> DIRECTIONS: Reproduce the material below line for line, keeping every character and the original order.
□ □ □ □
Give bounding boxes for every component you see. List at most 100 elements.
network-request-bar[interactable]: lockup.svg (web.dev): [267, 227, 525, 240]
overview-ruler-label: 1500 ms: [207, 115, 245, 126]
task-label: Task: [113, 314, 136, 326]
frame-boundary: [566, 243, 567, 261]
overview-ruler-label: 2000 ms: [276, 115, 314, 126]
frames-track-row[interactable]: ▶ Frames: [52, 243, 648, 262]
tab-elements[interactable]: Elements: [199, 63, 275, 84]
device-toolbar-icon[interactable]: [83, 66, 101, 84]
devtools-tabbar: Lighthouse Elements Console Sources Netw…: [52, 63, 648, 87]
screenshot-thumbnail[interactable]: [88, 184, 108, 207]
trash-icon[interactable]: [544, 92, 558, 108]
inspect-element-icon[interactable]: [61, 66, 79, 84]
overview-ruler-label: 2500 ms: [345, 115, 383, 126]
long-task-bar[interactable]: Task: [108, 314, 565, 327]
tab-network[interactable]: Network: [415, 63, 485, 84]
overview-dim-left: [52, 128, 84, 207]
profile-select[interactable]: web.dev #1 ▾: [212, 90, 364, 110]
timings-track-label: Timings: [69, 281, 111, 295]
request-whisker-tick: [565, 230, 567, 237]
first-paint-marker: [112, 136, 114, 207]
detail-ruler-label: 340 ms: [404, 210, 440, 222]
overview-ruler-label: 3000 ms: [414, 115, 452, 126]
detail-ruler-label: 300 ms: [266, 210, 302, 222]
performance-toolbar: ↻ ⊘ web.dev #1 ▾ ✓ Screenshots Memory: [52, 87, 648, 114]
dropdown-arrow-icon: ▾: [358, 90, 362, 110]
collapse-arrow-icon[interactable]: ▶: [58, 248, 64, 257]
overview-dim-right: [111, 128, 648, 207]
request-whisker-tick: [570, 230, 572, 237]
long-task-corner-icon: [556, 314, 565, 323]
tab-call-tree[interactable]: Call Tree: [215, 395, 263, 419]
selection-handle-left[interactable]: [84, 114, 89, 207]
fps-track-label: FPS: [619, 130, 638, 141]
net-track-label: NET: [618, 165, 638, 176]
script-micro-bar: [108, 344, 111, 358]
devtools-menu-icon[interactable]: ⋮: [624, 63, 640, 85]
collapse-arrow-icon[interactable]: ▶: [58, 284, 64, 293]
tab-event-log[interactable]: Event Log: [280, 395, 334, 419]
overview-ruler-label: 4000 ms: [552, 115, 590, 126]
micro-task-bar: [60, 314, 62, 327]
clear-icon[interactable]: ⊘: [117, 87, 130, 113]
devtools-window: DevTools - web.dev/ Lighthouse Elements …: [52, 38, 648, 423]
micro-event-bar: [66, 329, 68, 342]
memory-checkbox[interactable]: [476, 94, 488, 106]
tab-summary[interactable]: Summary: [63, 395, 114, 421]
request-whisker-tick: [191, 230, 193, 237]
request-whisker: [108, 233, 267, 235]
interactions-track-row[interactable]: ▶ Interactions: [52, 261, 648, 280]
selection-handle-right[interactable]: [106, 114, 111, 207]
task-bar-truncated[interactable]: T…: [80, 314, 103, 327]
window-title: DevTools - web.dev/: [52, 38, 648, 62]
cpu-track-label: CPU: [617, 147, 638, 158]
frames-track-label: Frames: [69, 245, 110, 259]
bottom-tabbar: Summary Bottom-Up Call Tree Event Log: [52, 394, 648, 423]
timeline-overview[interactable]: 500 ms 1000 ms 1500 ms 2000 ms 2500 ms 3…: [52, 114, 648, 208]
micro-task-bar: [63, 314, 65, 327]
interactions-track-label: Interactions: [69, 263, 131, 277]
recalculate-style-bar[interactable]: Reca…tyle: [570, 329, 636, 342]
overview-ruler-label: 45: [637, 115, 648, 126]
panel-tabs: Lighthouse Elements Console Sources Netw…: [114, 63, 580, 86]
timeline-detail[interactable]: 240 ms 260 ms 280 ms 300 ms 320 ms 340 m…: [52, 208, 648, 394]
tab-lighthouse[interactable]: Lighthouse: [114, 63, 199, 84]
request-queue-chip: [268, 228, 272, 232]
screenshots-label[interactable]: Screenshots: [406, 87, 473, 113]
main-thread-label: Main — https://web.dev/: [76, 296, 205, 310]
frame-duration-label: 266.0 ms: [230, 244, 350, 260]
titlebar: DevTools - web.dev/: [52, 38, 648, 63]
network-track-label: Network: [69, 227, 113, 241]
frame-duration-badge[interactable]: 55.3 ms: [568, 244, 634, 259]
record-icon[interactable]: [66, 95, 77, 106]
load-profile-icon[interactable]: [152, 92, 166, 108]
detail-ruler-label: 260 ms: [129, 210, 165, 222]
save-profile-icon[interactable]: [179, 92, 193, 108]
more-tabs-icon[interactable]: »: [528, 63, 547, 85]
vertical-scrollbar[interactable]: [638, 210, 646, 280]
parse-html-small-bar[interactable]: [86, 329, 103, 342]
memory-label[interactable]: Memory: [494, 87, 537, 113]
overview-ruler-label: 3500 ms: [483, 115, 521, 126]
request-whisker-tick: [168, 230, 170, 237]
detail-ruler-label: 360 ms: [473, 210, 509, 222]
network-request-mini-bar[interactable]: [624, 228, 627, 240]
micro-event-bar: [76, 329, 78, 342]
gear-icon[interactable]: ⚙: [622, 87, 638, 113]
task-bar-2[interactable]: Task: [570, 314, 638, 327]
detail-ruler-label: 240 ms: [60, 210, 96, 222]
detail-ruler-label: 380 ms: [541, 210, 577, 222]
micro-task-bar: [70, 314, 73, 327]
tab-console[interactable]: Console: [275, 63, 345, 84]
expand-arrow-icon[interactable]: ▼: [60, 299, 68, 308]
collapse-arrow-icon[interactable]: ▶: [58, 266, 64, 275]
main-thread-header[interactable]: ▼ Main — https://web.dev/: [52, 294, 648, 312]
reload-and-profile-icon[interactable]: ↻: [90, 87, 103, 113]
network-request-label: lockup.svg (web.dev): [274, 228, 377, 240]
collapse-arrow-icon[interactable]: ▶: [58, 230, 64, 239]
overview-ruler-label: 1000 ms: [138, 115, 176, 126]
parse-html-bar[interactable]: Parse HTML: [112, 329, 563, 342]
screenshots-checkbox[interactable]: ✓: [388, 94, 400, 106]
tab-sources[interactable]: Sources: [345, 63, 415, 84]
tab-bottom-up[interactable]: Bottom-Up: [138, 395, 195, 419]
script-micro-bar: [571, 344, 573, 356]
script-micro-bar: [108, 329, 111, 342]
□ □ □ □
> EXERCISE OUTPUT:
Give bounding boxes for every component you see. List at most 100 elements.
network-request-bar[interactable]: lockup.svg (web.dev): [267, 227, 525, 240]
overview-ruler-label: 1500 ms: [207, 115, 245, 126]
task-label: Task: [113, 314, 136, 326]
frame-boundary: [566, 243, 567, 261]
overview-ruler-label: 2000 ms: [276, 115, 314, 126]
frames-track-row[interactable]: ▶ Frames: [52, 243, 648, 262]
tab-elements[interactable]: Elements: [199, 63, 275, 84]
device-toolbar-icon[interactable]: [83, 66, 101, 84]
devtools-tabbar: Lighthouse Elements Console Sources Netw…: [52, 63, 648, 87]
screenshot-thumbnail[interactable]: [88, 184, 108, 207]
trash-icon[interactable]: [544, 92, 558, 108]
inspect-element-icon[interactable]: [61, 66, 79, 84]
overview-ruler-label: 2500 ms: [345, 115, 383, 126]
long-task-bar[interactable]: Task: [108, 314, 565, 327]
tab-network[interactable]: Network: [415, 63, 485, 84]
overview-dim-left: [52, 128, 84, 207]
profile-select[interactable]: web.dev #1 ▾: [212, 90, 364, 110]
timings-track-label: Timings: [69, 281, 111, 295]
request-whisker-tick: [565, 230, 567, 237]
first-paint-marker: [112, 136, 114, 207]
detail-ruler-label: 340 ms: [404, 210, 440, 222]
overview-ruler-label: 3000 ms: [414, 115, 452, 126]
detail-ruler-label: 300 ms: [266, 210, 302, 222]
performance-toolbar: ↻ ⊘ web.dev #1 ▾ ✓ Screenshots Memory: [52, 87, 648, 114]
dropdown-arrow-icon: ▾: [358, 90, 362, 110]
collapse-arrow-icon[interactable]: ▶: [58, 248, 64, 257]
overview-dim-right: [111, 128, 648, 207]
request-whisker-tick: [570, 230, 572, 237]
long-task-corner-icon: [556, 314, 565, 323]
tab-call-tree[interactable]: Call Tree: [215, 395, 263, 419]
selection-handle-left[interactable]: [84, 114, 89, 207]
fps-track-label: FPS: [619, 130, 638, 141]
net-track-label: NET: [618, 165, 638, 176]
script-micro-bar: [108, 344, 111, 358]
devtools-menu-icon[interactable]: ⋮: [624, 63, 640, 85]
collapse-arrow-icon[interactable]: ▶: [58, 284, 64, 293]
tab-event-log[interactable]: Event Log: [280, 395, 334, 419]
overview-ruler-label: 4000 ms: [552, 115, 590, 126]
micro-task-bar: [60, 314, 62, 327]
clear-icon[interactable]: ⊘: [117, 87, 130, 113]
devtools-window: DevTools - web.dev/ Lighthouse Elements …: [52, 38, 648, 423]
micro-event-bar: [66, 329, 68, 342]
memory-checkbox[interactable]: [476, 94, 488, 106]
tab-summary[interactable]: Summary: [63, 395, 114, 421]
request-whisker-tick: [191, 230, 193, 237]
request-whisker: [108, 233, 267, 235]
interactions-track-row[interactable]: ▶ Interactions: [52, 261, 648, 280]
selection-handle-right[interactable]: [106, 114, 111, 207]
task-bar-truncated[interactable]: T…: [80, 314, 103, 327]
window-title: DevTools - web.dev/: [52, 38, 648, 62]
cpu-track-label: CPU: [617, 147, 638, 158]
frames-track-label: Frames: [69, 245, 110, 259]
bottom-tabbar: Summary Bottom-Up Call Tree Event Log: [52, 394, 648, 423]
timeline-overview[interactable]: 500 ms 1000 ms 1500 ms 2000 ms 2500 ms 3…: [52, 114, 648, 208]
micro-task-bar: [63, 314, 65, 327]
interactions-track-label: Interactions: [69, 263, 131, 277]
recalculate-style-bar[interactable]: Reca…tyle: [570, 329, 636, 342]
overview-ruler-label: 45: [637, 115, 648, 126]
panel-tabs: Lighthouse Elements Console Sources Netw…: [114, 63, 580, 86]
timeline-detail[interactable]: 240 ms 260 ms 280 ms 300 ms 320 ms 340 m…: [52, 208, 648, 394]
tab-lighthouse[interactable]: Lighthouse: [114, 63, 199, 84]
request-queue-chip: [268, 228, 272, 232]
screenshots-label[interactable]: Screenshots: [406, 87, 473, 113]
main-thread-label: Main — https://web.dev/: [76, 296, 205, 310]
frame-duration-label: 266.0 ms: [230, 244, 350, 260]
titlebar: DevTools - web.dev/: [52, 38, 648, 63]
network-track-label: Network: [69, 227, 113, 241]
frame-duration-badge[interactable]: 55.3 ms: [568, 244, 634, 259]
record-icon[interactable]: [66, 95, 77, 106]
load-profile-icon[interactable]: [152, 92, 166, 108]
detail-ruler-label: 260 ms: [129, 210, 165, 222]
save-profile-icon[interactable]: [179, 92, 193, 108]
more-tabs-icon[interactable]: »: [528, 63, 547, 85]
vertical-scrollbar[interactable]: [638, 210, 646, 280]
parse-html-small-bar[interactable]: [86, 329, 103, 342]
memory-label[interactable]: Memory: [494, 87, 537, 113]
overview-ruler-label: 3500 ms: [483, 115, 521, 126]
request-whisker-tick: [168, 230, 170, 237]
detail-ruler-label: 360 ms: [473, 210, 509, 222]
network-request-mini-bar[interactable]: [624, 228, 627, 240]
micro-event-bar: [76, 329, 78, 342]
gear-icon[interactable]: ⚙: [622, 87, 638, 113]
task-bar-2[interactable]: Task: [570, 314, 638, 327]
detail-ruler-label: 240 ms: [60, 210, 96, 222]
detail-ruler-label: 380 ms: [541, 210, 577, 222]
micro-task-bar: [70, 314, 73, 327]
tab-console[interactable]: Console: [275, 63, 345, 84]
expand-arrow-icon[interactable]: ▼: [60, 299, 68, 308]
collapse-arrow-icon[interactable]: ▶: [58, 266, 64, 275]
main-thread-header[interactable]: ▼ Main — https://web.dev/: [52, 294, 648, 312]
reload-and-profile-icon[interactable]: ↻: [90, 87, 103, 113]
network-request-label: lockup.svg (web.dev): [274, 228, 377, 240]
collapse-arrow-icon[interactable]: ▶: [58, 230, 64, 239]
overview-ruler-label: 1000 ms: [138, 115, 176, 126]
parse-html-bar[interactable]: Parse HTML: [112, 329, 563, 342]
screenshots-checkbox[interactable]: ✓: [388, 94, 400, 106]
tab-sources[interactable]: Sources: [345, 63, 415, 84]
tab-bottom-up[interactable]: Bottom-Up: [138, 395, 195, 419]
script-micro-bar: [571, 344, 573, 356]
script-micro-bar: [108, 329, 111, 342]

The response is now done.